[Recorded data]
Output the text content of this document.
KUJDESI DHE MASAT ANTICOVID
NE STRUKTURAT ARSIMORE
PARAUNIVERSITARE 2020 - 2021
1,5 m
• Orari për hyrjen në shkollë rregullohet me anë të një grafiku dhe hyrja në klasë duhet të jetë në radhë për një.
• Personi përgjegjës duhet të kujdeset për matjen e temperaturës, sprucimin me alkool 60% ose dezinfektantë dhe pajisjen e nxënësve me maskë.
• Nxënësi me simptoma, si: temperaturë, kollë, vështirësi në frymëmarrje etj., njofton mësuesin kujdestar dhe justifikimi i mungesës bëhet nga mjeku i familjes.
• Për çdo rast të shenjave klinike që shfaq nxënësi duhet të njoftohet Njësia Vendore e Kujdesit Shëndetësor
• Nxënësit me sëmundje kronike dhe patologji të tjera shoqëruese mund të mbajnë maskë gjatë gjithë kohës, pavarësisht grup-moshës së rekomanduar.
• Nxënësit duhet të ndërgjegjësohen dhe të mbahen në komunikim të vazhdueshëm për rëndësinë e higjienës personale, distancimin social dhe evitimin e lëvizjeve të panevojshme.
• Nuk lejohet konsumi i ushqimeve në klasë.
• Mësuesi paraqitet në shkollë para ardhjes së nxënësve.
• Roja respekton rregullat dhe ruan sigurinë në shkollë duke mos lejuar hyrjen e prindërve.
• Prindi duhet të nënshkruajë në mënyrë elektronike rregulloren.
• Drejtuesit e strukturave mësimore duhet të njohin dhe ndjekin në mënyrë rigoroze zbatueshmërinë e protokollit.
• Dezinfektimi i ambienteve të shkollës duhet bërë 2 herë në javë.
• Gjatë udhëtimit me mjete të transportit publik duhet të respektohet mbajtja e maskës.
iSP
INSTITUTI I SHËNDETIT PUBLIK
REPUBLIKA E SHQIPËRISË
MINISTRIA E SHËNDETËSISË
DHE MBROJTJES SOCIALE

#### [Problem]
Provide the count, and nothing else, of lines in the data above where the word "Nxënësit" occurs.

#### [Full output]
2